Records from a collection:
· · · · · · ·
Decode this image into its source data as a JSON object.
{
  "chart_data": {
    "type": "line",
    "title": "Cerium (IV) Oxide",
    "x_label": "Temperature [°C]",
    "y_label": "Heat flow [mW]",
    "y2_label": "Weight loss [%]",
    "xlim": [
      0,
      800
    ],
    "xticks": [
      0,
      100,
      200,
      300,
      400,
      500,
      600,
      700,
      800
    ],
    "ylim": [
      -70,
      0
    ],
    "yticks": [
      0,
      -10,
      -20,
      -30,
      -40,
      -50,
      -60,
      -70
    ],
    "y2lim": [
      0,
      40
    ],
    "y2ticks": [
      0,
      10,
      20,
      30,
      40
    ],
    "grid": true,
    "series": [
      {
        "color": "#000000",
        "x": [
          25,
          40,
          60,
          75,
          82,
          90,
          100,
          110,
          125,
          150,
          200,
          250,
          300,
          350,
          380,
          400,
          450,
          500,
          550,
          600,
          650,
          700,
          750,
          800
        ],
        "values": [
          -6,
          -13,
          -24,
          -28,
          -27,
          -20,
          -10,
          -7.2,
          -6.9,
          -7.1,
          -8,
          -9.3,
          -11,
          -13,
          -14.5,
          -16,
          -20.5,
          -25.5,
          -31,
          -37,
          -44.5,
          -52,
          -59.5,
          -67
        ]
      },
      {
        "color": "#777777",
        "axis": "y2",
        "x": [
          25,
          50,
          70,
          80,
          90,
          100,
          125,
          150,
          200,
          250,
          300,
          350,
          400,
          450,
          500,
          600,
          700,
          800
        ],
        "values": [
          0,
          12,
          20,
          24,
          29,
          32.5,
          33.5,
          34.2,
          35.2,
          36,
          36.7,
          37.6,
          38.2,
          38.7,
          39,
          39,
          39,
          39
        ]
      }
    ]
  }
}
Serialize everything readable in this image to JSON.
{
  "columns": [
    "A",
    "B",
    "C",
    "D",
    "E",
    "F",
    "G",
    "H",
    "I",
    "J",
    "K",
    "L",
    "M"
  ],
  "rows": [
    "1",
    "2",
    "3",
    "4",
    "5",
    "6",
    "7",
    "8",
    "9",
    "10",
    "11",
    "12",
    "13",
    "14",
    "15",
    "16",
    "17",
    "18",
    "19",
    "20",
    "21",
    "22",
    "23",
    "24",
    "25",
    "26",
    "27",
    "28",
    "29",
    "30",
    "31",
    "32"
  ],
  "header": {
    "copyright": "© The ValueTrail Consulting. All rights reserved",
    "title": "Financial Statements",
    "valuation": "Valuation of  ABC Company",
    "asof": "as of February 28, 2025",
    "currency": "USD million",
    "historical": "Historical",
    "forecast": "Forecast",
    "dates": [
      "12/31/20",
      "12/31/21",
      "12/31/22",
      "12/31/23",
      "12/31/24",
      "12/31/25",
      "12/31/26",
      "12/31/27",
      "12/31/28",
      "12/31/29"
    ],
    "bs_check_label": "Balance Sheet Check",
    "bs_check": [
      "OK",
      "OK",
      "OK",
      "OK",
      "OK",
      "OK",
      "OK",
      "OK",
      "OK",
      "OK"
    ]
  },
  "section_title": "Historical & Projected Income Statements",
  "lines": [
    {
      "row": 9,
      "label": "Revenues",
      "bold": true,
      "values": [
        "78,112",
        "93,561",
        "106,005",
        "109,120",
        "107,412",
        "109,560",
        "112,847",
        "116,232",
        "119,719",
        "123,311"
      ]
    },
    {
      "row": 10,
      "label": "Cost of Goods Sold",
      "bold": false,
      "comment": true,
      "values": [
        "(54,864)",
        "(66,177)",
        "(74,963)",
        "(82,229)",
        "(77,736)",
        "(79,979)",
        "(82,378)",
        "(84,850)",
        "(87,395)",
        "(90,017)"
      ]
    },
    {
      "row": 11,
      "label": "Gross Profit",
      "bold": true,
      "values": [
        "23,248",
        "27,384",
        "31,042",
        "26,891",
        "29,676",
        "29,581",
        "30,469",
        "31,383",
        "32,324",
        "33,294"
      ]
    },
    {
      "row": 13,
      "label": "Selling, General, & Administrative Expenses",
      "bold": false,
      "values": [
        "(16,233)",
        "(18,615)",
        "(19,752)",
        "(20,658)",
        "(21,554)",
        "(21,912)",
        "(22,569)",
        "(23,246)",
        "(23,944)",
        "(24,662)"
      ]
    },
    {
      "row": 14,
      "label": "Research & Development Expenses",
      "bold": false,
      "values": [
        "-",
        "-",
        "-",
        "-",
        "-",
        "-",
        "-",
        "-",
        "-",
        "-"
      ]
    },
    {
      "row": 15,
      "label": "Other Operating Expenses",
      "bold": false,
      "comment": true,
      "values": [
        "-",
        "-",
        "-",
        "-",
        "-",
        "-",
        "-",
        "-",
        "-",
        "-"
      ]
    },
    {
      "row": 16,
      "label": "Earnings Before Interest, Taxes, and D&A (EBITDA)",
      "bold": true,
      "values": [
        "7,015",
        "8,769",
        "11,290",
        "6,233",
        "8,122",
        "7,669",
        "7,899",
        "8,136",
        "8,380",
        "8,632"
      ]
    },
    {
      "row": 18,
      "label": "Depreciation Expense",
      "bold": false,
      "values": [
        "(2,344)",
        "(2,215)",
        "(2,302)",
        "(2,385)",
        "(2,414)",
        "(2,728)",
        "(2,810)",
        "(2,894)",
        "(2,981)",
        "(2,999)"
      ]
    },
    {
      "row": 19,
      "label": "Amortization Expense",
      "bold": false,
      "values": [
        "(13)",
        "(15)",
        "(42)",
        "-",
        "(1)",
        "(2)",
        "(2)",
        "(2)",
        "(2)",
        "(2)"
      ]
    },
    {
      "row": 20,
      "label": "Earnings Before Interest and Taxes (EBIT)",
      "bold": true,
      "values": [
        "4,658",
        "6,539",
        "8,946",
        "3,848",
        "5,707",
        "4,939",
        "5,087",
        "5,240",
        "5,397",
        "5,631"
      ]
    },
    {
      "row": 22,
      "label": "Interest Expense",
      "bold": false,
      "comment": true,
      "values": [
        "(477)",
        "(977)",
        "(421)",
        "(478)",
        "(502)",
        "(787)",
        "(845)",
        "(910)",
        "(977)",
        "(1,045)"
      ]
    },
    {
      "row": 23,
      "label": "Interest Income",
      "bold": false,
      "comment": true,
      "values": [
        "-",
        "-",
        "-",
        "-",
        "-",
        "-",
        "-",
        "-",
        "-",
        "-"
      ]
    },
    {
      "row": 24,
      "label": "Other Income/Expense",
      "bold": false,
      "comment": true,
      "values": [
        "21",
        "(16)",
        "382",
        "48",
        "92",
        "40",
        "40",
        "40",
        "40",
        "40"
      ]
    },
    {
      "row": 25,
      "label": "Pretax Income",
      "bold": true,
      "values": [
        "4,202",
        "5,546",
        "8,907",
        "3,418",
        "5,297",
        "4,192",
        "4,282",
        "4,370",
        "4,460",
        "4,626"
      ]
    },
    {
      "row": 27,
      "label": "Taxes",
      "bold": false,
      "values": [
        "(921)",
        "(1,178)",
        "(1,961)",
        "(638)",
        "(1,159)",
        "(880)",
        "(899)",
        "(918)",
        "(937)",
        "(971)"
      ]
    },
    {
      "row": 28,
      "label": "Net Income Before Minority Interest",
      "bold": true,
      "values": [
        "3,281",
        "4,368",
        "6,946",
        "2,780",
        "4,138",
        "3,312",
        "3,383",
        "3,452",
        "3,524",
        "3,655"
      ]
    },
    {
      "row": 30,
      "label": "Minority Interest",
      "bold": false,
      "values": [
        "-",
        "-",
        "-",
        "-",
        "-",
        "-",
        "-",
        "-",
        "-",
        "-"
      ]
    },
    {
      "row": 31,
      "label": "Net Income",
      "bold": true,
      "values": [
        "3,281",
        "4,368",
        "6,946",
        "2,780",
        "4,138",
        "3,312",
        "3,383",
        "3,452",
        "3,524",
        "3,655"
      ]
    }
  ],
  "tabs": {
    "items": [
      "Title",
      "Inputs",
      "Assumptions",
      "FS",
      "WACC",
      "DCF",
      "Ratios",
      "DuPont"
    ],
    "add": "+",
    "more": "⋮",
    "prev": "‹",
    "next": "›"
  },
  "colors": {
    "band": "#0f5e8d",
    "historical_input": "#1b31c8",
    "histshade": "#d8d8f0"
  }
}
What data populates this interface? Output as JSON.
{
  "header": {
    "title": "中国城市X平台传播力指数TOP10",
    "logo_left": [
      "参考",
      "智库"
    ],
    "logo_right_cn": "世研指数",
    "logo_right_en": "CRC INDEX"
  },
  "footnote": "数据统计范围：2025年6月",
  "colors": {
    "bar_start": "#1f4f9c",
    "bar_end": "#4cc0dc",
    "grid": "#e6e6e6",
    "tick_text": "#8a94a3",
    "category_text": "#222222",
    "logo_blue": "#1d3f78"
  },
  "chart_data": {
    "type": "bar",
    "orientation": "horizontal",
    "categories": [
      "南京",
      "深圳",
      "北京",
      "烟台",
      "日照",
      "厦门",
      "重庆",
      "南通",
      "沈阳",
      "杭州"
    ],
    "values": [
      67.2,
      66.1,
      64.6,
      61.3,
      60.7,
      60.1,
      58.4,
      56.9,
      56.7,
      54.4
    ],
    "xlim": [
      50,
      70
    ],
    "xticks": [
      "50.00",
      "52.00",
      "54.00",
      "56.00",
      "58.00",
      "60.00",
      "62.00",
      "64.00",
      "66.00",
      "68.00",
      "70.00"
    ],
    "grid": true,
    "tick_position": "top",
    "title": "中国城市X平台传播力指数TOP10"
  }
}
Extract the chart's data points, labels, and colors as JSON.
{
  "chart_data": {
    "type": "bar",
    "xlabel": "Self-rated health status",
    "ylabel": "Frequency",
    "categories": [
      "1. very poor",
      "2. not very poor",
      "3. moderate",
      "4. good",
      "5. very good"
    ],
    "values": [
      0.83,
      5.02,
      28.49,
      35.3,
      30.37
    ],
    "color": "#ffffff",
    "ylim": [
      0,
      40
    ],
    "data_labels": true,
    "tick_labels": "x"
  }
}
· · · · · · ·
Which lines above contain "Minority"? Show each of them.

      "label": "Net Income Before Minority Interest",
      "label": "Minority Interest",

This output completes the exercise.